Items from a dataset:
+===+

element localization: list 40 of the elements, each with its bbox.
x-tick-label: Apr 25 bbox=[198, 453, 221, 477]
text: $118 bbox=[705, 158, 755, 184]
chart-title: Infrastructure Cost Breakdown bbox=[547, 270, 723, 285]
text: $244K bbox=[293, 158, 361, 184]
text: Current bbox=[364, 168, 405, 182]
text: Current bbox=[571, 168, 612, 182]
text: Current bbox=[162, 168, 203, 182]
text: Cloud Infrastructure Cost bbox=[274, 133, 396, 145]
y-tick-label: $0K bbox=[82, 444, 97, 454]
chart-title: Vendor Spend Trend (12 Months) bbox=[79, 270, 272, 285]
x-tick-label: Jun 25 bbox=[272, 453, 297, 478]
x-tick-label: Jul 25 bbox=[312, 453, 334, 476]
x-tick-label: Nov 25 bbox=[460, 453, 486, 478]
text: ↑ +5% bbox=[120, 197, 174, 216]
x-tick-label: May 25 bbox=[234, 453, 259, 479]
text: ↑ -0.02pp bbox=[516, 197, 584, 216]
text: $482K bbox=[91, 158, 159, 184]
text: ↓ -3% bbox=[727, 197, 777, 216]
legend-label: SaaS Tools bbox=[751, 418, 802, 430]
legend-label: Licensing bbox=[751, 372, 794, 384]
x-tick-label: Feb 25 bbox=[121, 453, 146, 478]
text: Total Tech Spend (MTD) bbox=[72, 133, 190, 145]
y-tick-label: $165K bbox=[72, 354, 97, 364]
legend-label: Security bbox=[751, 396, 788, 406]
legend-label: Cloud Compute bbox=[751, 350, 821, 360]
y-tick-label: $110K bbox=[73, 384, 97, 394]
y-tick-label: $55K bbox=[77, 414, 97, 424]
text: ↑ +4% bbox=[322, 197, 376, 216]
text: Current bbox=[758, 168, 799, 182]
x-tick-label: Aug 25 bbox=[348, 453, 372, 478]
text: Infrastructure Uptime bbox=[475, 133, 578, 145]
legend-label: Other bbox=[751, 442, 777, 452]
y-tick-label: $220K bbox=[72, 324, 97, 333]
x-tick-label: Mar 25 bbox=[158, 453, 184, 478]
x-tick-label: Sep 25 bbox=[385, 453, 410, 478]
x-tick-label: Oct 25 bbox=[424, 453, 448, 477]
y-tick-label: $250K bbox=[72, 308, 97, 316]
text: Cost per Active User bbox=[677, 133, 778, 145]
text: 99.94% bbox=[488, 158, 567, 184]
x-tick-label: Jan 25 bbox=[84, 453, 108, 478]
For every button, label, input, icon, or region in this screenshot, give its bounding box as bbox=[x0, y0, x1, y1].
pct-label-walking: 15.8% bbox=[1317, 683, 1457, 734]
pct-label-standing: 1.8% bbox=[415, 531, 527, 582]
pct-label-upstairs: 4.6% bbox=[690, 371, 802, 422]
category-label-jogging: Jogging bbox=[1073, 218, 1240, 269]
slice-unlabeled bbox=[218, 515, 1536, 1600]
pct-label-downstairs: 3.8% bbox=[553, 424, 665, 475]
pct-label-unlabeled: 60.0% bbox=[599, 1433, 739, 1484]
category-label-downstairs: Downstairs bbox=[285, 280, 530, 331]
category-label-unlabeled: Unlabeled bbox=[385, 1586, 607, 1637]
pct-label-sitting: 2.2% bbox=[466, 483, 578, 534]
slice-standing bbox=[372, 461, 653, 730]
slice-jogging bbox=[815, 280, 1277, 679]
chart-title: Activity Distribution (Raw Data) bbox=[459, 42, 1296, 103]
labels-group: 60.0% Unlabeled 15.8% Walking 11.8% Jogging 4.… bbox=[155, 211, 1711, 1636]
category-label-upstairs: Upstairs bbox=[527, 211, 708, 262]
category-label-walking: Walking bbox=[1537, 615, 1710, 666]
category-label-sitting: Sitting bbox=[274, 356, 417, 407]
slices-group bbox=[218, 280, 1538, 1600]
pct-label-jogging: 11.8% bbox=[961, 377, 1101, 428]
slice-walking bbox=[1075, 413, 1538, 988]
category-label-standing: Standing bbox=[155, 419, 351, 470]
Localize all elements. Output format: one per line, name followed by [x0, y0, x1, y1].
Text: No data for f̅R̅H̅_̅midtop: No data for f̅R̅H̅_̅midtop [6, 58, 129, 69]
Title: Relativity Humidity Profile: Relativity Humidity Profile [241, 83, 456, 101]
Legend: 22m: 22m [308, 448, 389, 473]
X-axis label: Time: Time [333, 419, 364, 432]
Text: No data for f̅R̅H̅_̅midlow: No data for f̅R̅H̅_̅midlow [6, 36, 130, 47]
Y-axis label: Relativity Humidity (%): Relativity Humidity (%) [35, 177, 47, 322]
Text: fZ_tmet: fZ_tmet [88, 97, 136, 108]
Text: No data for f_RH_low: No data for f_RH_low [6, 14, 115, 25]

+===+

Collect every line in the items that contains the word "Cost".

chart-title: Infrastructure Cost Breakdown bbox=[547, 270, 723, 285]
text: Cloud Infrastructure Cost bbox=[274, 133, 396, 145]
text: Cost per Active User bbox=[677, 133, 778, 145]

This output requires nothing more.